Exercise details –
Extract each record and reproduce it exactly.

○ ○ ○

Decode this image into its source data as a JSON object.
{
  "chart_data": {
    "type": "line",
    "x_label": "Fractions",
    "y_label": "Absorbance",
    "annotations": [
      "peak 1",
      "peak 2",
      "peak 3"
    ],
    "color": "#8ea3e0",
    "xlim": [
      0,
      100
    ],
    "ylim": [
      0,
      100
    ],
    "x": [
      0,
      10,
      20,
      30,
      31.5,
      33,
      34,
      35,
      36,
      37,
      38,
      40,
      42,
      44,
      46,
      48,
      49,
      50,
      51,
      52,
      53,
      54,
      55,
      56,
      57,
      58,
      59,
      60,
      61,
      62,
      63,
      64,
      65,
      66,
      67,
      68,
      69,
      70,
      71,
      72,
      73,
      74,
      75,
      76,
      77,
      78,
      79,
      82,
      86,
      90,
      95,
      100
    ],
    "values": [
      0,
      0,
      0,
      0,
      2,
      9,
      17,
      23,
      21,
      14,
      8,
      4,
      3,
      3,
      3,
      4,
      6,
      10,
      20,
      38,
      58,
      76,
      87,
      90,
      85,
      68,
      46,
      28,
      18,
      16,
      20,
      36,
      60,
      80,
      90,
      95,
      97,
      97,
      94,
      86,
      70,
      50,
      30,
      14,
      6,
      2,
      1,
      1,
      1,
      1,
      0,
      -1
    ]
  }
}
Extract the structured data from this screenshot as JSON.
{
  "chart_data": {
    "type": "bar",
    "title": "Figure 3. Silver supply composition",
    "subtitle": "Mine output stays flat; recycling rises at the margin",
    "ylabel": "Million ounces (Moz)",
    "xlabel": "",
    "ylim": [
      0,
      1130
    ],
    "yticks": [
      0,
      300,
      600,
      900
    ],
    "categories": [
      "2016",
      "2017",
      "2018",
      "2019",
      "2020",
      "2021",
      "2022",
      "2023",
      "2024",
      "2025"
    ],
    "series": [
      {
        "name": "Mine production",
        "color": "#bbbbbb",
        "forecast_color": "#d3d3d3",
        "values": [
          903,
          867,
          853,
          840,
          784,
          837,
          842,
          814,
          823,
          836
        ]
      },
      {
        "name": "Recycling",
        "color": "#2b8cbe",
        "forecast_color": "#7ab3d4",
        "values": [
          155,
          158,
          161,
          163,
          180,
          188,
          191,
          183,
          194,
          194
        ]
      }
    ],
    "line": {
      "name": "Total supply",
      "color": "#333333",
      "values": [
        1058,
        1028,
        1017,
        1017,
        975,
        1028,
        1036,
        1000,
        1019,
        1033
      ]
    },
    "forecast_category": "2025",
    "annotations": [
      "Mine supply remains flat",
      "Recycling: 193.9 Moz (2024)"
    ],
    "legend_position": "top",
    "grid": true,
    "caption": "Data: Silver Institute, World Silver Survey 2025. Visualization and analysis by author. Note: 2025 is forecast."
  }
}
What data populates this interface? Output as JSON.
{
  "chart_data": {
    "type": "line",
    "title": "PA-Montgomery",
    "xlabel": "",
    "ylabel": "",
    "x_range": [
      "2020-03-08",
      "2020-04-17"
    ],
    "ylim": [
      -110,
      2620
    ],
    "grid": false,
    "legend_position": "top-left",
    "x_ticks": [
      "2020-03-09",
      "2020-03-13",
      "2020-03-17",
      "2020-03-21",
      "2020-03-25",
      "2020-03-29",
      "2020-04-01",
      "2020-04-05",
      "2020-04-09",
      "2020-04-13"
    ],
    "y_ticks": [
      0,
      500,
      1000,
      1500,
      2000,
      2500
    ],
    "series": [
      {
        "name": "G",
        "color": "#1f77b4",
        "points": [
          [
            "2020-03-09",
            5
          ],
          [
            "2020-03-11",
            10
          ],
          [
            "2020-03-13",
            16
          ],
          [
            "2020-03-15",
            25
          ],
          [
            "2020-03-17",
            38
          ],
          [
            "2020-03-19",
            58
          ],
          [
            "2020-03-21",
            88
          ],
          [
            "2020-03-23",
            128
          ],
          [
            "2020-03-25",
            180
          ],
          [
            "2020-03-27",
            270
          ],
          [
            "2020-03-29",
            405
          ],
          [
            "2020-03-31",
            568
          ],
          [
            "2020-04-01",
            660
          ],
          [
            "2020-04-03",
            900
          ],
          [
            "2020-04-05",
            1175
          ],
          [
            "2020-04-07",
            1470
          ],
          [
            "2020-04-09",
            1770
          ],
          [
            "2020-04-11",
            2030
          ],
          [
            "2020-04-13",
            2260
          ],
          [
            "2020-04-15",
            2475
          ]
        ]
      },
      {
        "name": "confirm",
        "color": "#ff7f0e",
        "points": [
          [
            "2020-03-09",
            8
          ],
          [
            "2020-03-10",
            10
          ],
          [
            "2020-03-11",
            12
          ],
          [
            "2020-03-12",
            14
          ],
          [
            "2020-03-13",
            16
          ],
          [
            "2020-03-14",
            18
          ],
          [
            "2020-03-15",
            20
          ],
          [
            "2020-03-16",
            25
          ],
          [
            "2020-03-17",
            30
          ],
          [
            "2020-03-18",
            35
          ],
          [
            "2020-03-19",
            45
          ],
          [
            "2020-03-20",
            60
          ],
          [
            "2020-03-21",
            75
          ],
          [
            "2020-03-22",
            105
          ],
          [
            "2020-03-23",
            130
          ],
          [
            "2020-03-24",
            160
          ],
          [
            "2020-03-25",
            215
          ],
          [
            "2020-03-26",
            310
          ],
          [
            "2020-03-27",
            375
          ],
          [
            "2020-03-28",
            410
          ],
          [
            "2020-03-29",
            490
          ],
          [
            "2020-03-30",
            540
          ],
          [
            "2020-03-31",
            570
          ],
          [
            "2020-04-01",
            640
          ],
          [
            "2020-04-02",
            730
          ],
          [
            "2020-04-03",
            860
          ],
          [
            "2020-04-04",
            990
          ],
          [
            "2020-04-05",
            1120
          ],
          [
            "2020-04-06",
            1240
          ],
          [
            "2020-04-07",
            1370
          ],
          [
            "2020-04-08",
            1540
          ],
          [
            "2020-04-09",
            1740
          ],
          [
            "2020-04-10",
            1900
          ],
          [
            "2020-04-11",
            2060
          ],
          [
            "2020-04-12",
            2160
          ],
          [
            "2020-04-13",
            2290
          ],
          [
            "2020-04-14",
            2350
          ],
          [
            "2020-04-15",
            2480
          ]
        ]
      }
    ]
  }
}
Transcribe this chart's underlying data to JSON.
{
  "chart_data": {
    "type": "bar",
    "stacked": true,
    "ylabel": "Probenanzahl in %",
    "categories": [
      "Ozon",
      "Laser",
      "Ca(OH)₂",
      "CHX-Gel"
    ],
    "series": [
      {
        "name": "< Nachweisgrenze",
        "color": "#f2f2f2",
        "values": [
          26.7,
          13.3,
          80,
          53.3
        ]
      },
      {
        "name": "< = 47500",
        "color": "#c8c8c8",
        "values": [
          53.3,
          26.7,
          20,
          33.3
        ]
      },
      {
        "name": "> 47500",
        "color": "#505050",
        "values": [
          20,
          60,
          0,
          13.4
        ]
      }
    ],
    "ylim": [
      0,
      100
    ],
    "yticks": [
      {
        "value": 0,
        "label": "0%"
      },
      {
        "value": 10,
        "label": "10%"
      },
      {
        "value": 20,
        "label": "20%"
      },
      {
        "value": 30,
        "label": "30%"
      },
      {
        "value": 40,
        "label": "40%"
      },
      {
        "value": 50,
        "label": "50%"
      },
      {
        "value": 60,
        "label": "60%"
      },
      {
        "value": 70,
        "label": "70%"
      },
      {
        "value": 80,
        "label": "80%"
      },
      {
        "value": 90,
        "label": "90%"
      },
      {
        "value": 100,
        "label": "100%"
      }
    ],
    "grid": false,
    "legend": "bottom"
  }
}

○ ○ ○

The solution –
Decode this image into its source data as a JSON object.
{
  "chart_data": {
    "type": "line",
    "x_label": "Fractions",
    "y_label": "Absorbance",
    "annotations": [
      "peak 1",
      "peak 2",
      "peak 3"
    ],
    "color": "#8ea3e0",
    "xlim": [
      0,
      100
    ],
    "ylim": [
      0,
      100
    ],
    "x": [
      0,
      10,
      20,
      30,
      31.5,
      33,
      34,
      35,
      36,
      37,
      38,
      40,
      42,
      44,
      46,
      48,
      49,
      50,
      51,
      52,
      53,
      54,
      55,
      56,
      57,
      58,
      59,
      60,
      61,
      62,
      63,
      64,
      65,
      66,
      67,
      68,
      69,
      70,
      71,
      72,
      73,
      74,
      75,
      76,
      77,
      78,
      79,
      82,
      86,
      90,
      95,
      100
    ],
    "values": [
      0,
      0,
      0,
      0,
      2,
      9,
      17,
      23,
      21,
      14,
      8,
      4,
      3,
      3,
      3,
      4,
      6,
      10,
      20,
      38,
      58,
      76,
      87,
      90,
      85,
      68,
      46,
      28,
      18,
      16,
      20,
      36,
      60,
      80,
      90,
      95,
      97,
      97,
      94,
      86,
      70,
      50,
      30,
      14,
      6,
      2,
      1,
      1,
      1,
      1,
      0,
      -1
    ]
  }
}
Extract the structured data from this screenshot as JSON.
{
  "chart_data": {
    "type": "bar",
    "title": "Figure 3. Silver supply composition",
    "subtitle": "Mine output stays flat; recycling rises at the margin",
    "ylabel": "Million ounces (Moz)",
    "xlabel": "",
    "ylim": [
      0,
      1130
    ],
    "yticks": [
      0,
      300,
      600,
      900
    ],
    "categories": [
      "2016",
      "2017",
      "2018",
      "2019",
      "2020",
      "2021",
      "2022",
      "2023",
      "2024",
      "2025"
    ],
    "series": [
      {
        "name": "Mine production",
        "color": "#bbbbbb",
        "forecast_color": "#d3d3d3",
        "values": [
          903,
          867,
          853,
          840,
          784,
          837,
          842,
          814,
          823,
          836
        ]
      },
      {
        "name": "Recycling",
        "color": "#2b8cbe",
        "forecast_color": "#7ab3d4",
        "values": [
          155,
          158,
          161,
          163,
          180,
          188,
          191,
          183,
          194,
          194
        ]
      }
    ],
    "line": {
      "name": "Total supply",
      "color": "#333333",
      "values": [
        1058,
        1028,
        1017,
        1017,
        975,
        1028,
        1036,
        1000,
        1019,
        1033
      ]
    },
    "forecast_category": "2025",
    "annotations": [
      "Mine supply remains flat",
      "Recycling: 193.9 Moz (2024)"
    ],
    "legend_position": "top",
    "grid": true,
    "caption": "Data: Silver Institute, World Silver Survey 2025. Visualization and analysis by author. Note: 2025 is forecast."
  }
}
What data populates this interface? Output as JSON.
{
  "chart_data": {
    "type": "line",
    "title": "PA-Montgomery",
    "xlabel": "",
    "ylabel": "",
    "x_range": [
      "2020-03-08",
      "2020-04-17"
    ],
    "ylim": [
      -110,
      2620
    ],
    "grid": false,
    "legend_position": "top-left",
    "x_ticks": [
      "2020-03-09",
      "2020-03-13",
      "2020-03-17",
      "2020-03-21",
      "2020-03-25",
      "2020-03-29",
      "2020-04-01",
      "2020-04-05",
      "2020-04-09",
      "2020-04-13"
    ],
    "y_ticks": [
      0,
      500,
      1000,
      1500,
      2000,
      2500
    ],
    "series": [
      {
        "name": "G",
        "color": "#1f77b4",
        "points": [
          [
            "2020-03-09",
            5
          ],
          [
            "2020-03-11",
            10
          ],
          [
            "2020-03-13",
            16
          ],
          [
            "2020-03-15",
            25
          ],
          [
            "2020-03-17",
            38
          ],
          [
            "2020-03-19",
            58
          ],
          [
            "2020-03-21",
            88
          ],
          [
            "2020-03-23",
            128
          ],
          [
            "2020-03-25",
            180
          ],
          [
            "2020-03-27",
            270
          ],
          [
            "2020-03-29",
            405
          ],
          [
            "2020-03-31",
            568
          ],
          [
            "2020-04-01",
            660
          ],
          [
            "2020-04-03",
            900
          ],
          [
            "2020-04-05",
            1175
          ],
          [
            "2020-04-07",
            1470
          ],
          [
            "2020-04-09",
            1770
          ],
          [
            "2020-04-11",
            2030
          ],
          [
            "2020-04-13",
            2260
          ],
          [
            "2020-04-15",
            2475
          ]
        ]
      },
      {
        "name": "confirm",
        "color": "#ff7f0e",
        "points": [
          [
            "2020-03-09",
            8
          ],
          [
            "2020-03-10",
            10
          ],
          [
            "2020-03-11",
            12
          ],
          [
            "2020-03-12",
            14
          ],
          [
            "2020-03-13",
            16
          ],
          [
            "2020-03-14",
            18
          ],
          [
            "2020-03-15",
            20
          ],
          [
            "2020-03-16",
            25
          ],
          [
            "2020-03-17",
            30
          ],
          [
            "2020-03-18",
            35
          ],
          [
            "2020-03-19",
            45
          ],
          [
            "2020-03-20",
            60
          ],
          [
            "2020-03-21",
            75
          ],
          [
            "2020-03-22",
            105
          ],
          [
            "2020-03-23",
            130
          ],
          [
            "2020-03-24",
            160
          ],
          [
            "2020-03-25",
            215
          ],
          [
            "2020-03-26",
            310
          ],
          [
            "2020-03-27",
            375
          ],
          [
            "2020-03-28",
            410
          ],
          [
            "2020-03-29",
            490
          ],
          [
            "2020-03-30",
            540
          ],
          [
            "2020-03-31",
            570
          ],
          [
            "2020-04-01",
            640
          ],
          [
            "2020-04-02",
            730
          ],
          [
            "2020-04-03",
            860
          ],
          [
            "2020-04-04",
            990
          ],
          [
            "2020-04-05",
            1120
          ],
          [
            "2020-04-06",
            1240
          ],
          [
            "2020-04-07",
            1370
          ],
          [
            "2020-04-08",
            1540
          ],
          [
            "2020-04-09",
            1740
          ],
          [
            "2020-04-10",
            1900
          ],
          [
            "2020-04-11",
            2060
          ],
          [
            "2020-04-12",
            2160
          ],
          [
            "2020-04-13",
            2290
          ],
          [
            "2020-04-14",
            2350
          ],
          [
            "2020-04-15",
            2480
          ]
        ]
      }
    ]
  }
}
Transcribe this chart's underlying data to JSON.
{
  "chart_data": {
    "type": "bar",
    "stacked": true,
    "ylabel": "Probenanzahl in %",
    "categories": [
      "Ozon",
      "Laser",
      "Ca(OH)₂",
      "CHX-Gel"
    ],
    "series": [
      {
        "name": "< Nachweisgrenze",
        "color": "#f2f2f2",
        "values": [
          26.7,
          13.3,
          80,
          53.3
        ]
      },
      {
        "name": "< = 47500",
        "color": "#c8c8c8",
        "values": [
          53.3,
          26.7,
          20,
          33.3
        ]
      },
      {
        "name": "> 47500",
        "color": "#505050",
        "values": [
          20,
          60,
          0,
          13.4
        ]
      }
    ],
    "ylim": [
      0,
      100
    ],
    "yticks": [
      {
        "value": 0,
        "label": "0%"
      },
      {
        "value": 10,
        "label": "10%"
      },
      {
        "value": 20,
        "label": "20%"
      },
      {
        "value": 30,
        "label": "30%"
      },
      {
        "value": 40,
        "label": "40%"
      },
      {
        "value": 50,
        "label": "50%"
      },
      {
        "value": 60,
        "label": "60%"
      },
      {
        "value": 70,
        "label": "70%"
      },
      {
        "value": 80,
        "label": "80%"
      },
      {
        "value": 90,
        "label": "90%"
      },
      {
        "value": 100,
        "label": "100%"
      }
    ],
    "grid": false,
    "legend": "bottom"
  }
}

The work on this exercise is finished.